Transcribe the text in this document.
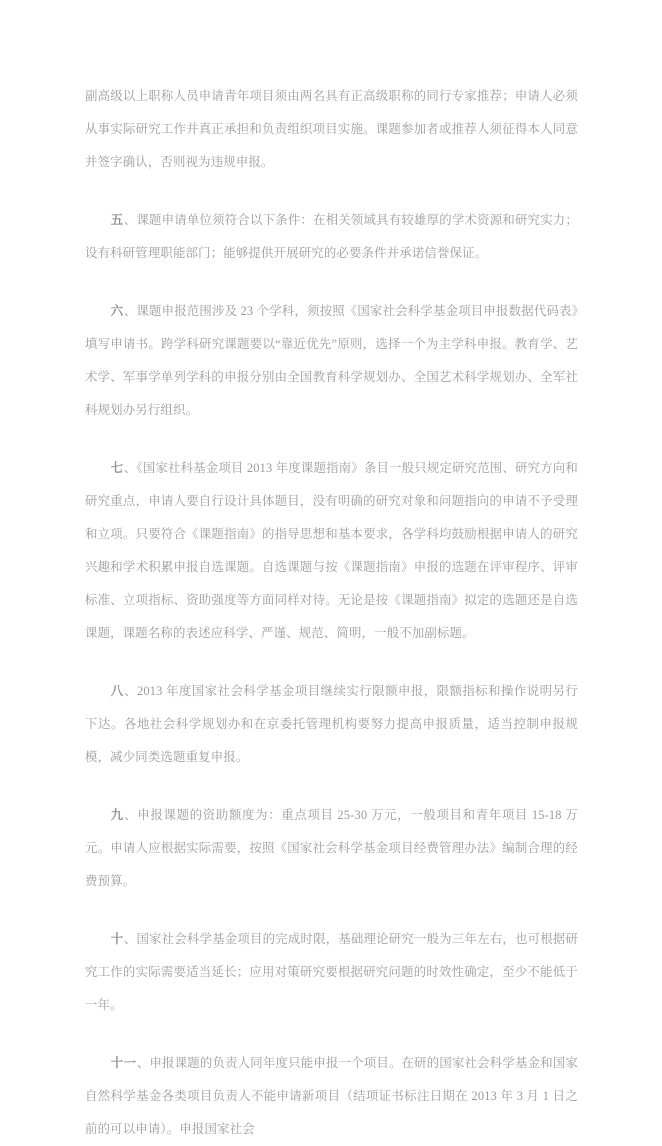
副高级以上职称人员申请青年项目须由两名具有正高级职称的同行专家推荐；申请人必须从事实际研究工作并真正承担和负责组织项目实施。课题参加者或推荐人须征得本人同意并签字确认，否则视为违规申报。

五、课题申请单位须符合以下条件：在相关领域具有较雄厚的学术资源和研究实力；设有科研管理职能部门；能够提供开展研究的必要条件并承诺信誉保证。

六、课题申报范围涉及 23 个学科，须按照《国家社会科学基金项目申报数据代码表》填写申请书。跨学科研究课题要以“靠近优先”原则，选择一个为主学科申报。教育学、艺术学、军事学单列学科的申报分别由全国教育科学规划办、全国艺术科学规划办、全军社科规划办另行组织。

七、《国家社科基金项目 2013 年度课题指南》条目一般只规定研究范围、研究方向和研究重点，申请人要自行设计具体题目，没有明确的研究对象和问题指向的申请不予受理和立项。只要符合《课题指南》的指导思想和基本要求，各学科均鼓励根据申请人的研究兴趣和学术积累申报自选课题。自选课题与按《课题指南》申报的选题在评审程序、评审标准、立项指标、资助强度等方面同样对待。无论是按《课题指南》拟定的选题还是自选课题，课题名称的表述应科学、严谨、规范、简明，一般不加副标题。

八、2013 年度国家社会科学基金项目继续实行限额申报，限额指标和操作说明另行下达。各地社会科学规划办和在京委托管理机构要努力提高申报质量，适当控制申报规模，减少同类选题重复申报。

九、申报课题的资助额度为：重点项目 25-30 万元，一般项目和青年项目 15-18 万元。申请人应根据实际需要，按照《国家社会科学基金项目经费管理办法》编制合理的经费预算。

十、国家社会科学基金项目的完成时限，基础理论研究一般为三年左右，也可根据研究工作的实际需要适当延长；应用对策研究要根据研究问题的时效性确定，至少不能低于一年。

十一、申报课题的负责人同年度只能申报一个项目。在研的国家社会科学基金和国家自然科学基金各类项目负责人不能申请新项目（结项证书标注日期在 2013 年 3 月 1 日之前的可以申请）。申报国家社会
※ ※ ※
The problem:
Give every record again exactly, apart from the pictures, which stay out.

Reply to the task:
Transcribe the text in this document.
副高级以上职称人员申请青年项目须由两名具有正高级职称的同行专家推荐；申请人必须从事实际研究工作并真正承担和负责组织项目实施。课题参加者或推荐人须征得本人同意并签字确认，否则视为违规申报。

五、课题申请单位须符合以下条件：在相关领域具有较雄厚的学术资源和研究实力；设有科研管理职能部门；能够提供开展研究的必要条件并承诺信誉保证。

六、课题申报范围涉及 23 个学科，须按照《国家社会科学基金项目申报数据代码表》填写申请书。跨学科研究课题要以“靠近优先”原则，选择一个为主学科申报。教育学、艺术学、军事学单列学科的申报分别由全国教育科学规划办、全国艺术科学规划办、全军社科规划办另行组织。

七、《国家社科基金项目 2013 年度课题指南》条目一般只规定研究范围、研究方向和研究重点，申请人要自行设计具体题目，没有明确的研究对象和问题指向的申请不予受理和立项。只要符合《课题指南》的指导思想和基本要求，各学科均鼓励根据申请人的研究兴趣和学术积累申报自选课题。自选课题与按《课题指南》申报的选题在评审程序、评审标准、立项指标、资助强度等方面同样对待。无论是按《课题指南》拟定的选题还是自选课题，课题名称的表述应科学、严谨、规范、简明，一般不加副标题。

八、2013 年度国家社会科学基金项目继续实行限额申报，限额指标和操作说明另行下达。各地社会科学规划办和在京委托管理机构要努力提高申报质量，适当控制申报规模，减少同类选题重复申报。

九、申报课题的资助额度为：重点项目 25-30 万元，一般项目和青年项目 15-18 万元。申请人应根据实际需要，按照《国家社会科学基金项目经费管理办法》编制合理的经费预算。

十、国家社会科学基金项目的完成时限，基础理论研究一般为三年左右，也可根据研究工作的实际需要适当延长；应用对策研究要根据研究问题的时效性确定，至少不能低于一年。

十一、申报课题的负责人同年度只能申报一个项目。在研的国家社会科学基金和国家自然科学基金各类项目负责人不能申请新项目（结项证书标注日期在 2013 年 3 月 1 日之前的可以申请）。申报国家社会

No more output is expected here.